▸ **WHAT IS NEEDED**
Every line holding the string "with" should be gathered.

- - - - - - -

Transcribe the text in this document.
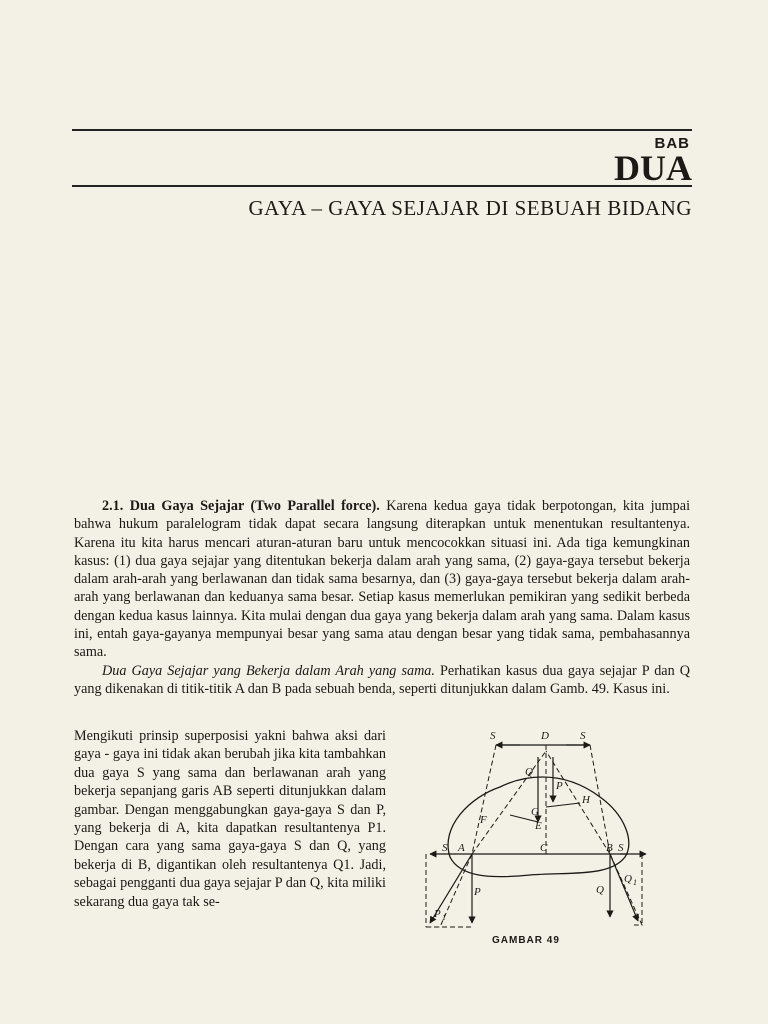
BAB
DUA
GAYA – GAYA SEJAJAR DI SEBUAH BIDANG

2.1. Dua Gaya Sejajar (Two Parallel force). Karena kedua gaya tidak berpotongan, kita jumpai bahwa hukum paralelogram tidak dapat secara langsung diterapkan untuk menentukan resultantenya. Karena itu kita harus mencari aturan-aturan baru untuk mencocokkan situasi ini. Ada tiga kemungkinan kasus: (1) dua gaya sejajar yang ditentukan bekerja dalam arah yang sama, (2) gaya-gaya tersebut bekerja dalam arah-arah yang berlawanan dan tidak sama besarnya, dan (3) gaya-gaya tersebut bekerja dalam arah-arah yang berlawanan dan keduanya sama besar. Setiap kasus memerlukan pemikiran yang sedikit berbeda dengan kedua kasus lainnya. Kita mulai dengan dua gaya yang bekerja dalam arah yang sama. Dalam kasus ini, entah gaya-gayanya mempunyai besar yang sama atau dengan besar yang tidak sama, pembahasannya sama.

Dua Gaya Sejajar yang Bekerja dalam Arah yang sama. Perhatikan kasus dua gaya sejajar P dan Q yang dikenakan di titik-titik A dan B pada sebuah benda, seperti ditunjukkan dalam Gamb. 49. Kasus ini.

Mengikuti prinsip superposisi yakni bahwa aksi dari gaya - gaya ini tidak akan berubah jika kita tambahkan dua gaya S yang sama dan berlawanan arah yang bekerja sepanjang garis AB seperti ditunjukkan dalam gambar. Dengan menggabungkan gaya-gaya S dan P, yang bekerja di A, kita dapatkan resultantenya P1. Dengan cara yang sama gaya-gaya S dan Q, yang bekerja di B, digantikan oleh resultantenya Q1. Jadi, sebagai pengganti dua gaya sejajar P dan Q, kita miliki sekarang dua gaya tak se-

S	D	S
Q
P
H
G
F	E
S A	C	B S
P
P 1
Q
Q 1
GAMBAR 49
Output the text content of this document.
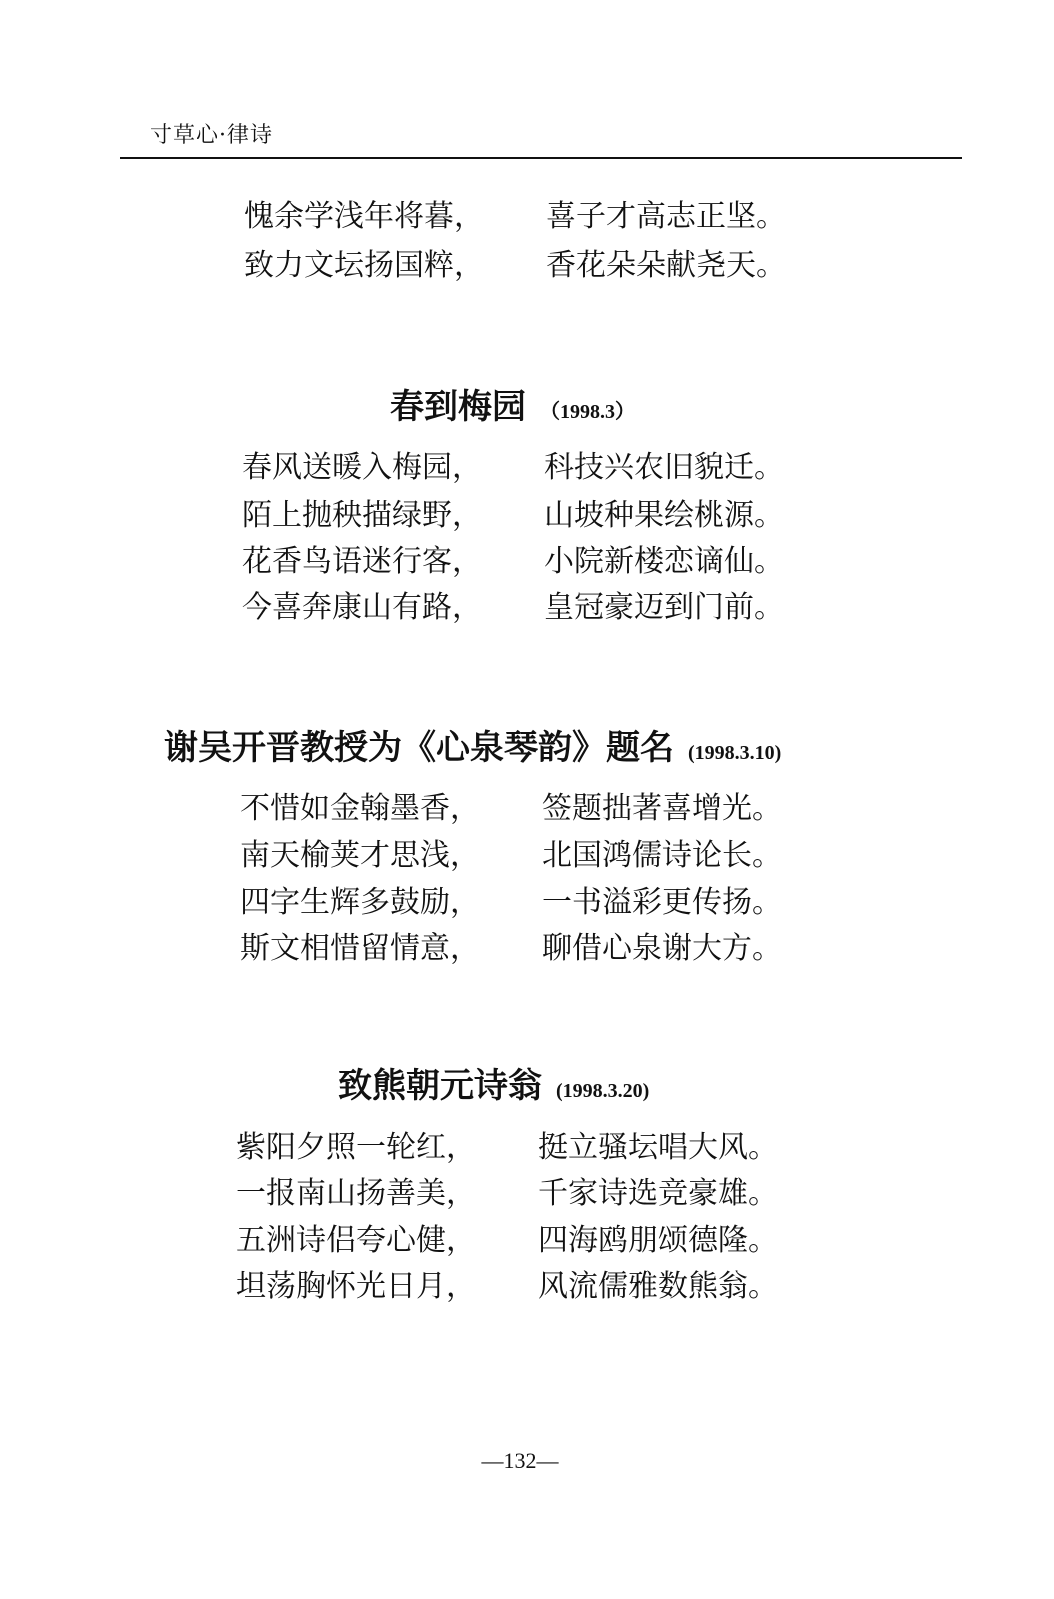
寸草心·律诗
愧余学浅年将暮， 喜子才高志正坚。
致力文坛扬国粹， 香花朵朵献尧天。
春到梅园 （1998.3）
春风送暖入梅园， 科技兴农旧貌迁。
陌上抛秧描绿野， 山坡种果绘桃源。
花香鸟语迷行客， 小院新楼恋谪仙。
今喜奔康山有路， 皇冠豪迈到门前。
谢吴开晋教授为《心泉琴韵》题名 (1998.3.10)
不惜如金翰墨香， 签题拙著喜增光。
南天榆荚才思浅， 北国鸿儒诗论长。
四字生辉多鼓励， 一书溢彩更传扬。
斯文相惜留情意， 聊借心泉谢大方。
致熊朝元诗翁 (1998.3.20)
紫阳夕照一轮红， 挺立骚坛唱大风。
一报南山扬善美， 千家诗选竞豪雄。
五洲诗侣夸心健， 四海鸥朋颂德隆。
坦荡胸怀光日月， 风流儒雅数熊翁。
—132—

- - - - - - -

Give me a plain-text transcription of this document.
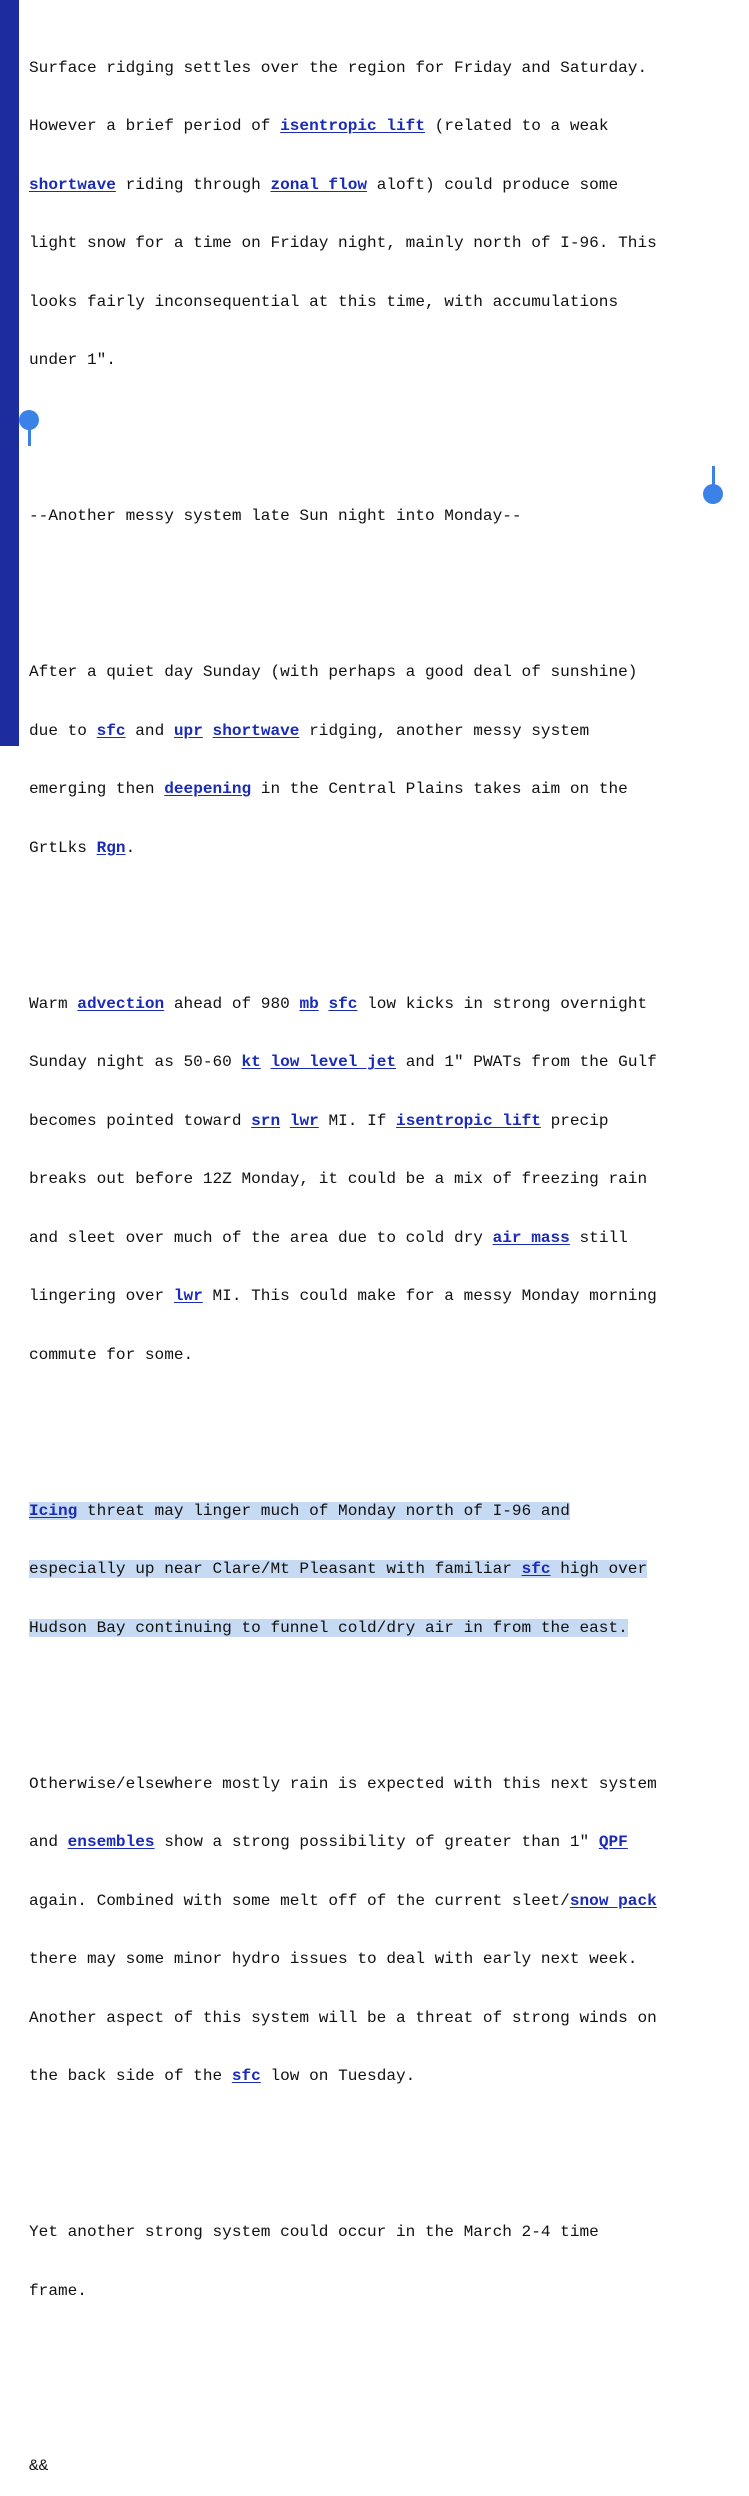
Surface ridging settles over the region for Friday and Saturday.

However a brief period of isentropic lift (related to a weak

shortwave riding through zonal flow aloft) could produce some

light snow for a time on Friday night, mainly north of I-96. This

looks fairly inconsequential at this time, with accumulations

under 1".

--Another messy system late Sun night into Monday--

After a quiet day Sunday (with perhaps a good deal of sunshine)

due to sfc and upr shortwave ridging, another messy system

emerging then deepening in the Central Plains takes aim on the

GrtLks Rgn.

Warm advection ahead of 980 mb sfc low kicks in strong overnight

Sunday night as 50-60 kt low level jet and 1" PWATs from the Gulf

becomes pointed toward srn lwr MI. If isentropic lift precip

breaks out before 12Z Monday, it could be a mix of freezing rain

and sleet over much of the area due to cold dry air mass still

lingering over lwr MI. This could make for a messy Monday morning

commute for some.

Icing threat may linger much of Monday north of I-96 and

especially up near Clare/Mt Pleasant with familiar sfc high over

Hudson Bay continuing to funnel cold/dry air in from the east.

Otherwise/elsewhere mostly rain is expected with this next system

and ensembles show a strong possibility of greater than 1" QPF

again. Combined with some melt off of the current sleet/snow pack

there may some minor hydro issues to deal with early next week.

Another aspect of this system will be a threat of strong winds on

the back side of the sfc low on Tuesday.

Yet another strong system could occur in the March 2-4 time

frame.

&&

- - - - - - -

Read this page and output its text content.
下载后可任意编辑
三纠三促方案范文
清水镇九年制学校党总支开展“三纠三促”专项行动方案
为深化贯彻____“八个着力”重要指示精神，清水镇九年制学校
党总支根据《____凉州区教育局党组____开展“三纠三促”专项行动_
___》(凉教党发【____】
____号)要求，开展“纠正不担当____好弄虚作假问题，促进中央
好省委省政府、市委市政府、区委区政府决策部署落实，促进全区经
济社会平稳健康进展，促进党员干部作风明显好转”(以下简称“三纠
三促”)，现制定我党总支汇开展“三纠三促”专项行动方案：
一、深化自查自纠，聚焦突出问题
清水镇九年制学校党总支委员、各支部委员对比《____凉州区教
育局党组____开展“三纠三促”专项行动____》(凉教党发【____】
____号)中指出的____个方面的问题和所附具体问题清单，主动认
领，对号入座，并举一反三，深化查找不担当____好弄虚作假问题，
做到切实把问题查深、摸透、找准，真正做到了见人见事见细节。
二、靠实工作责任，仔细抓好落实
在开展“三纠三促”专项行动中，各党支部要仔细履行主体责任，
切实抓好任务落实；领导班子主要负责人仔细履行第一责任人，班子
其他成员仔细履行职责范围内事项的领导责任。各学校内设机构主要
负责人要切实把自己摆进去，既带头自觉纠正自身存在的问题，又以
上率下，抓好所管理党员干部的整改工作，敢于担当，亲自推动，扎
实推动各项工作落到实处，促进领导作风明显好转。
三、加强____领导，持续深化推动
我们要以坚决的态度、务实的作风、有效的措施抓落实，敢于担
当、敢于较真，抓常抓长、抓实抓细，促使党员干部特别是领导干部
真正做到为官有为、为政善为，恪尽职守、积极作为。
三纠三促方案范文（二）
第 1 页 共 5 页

- - - - - - -

▸ **REPLY**
looks fairly inconsequential at this time, with accumulations
After a quiet day Sunday (with perhaps a good deal of sunshine)
especially up near Clare/Mt Pleasant with familiar sfc high over
Otherwise/elsewhere mostly rain is expected with this next system
again. Combined with some melt off of the current sleet/snow pack
there may some minor hydro issues to deal with early next week.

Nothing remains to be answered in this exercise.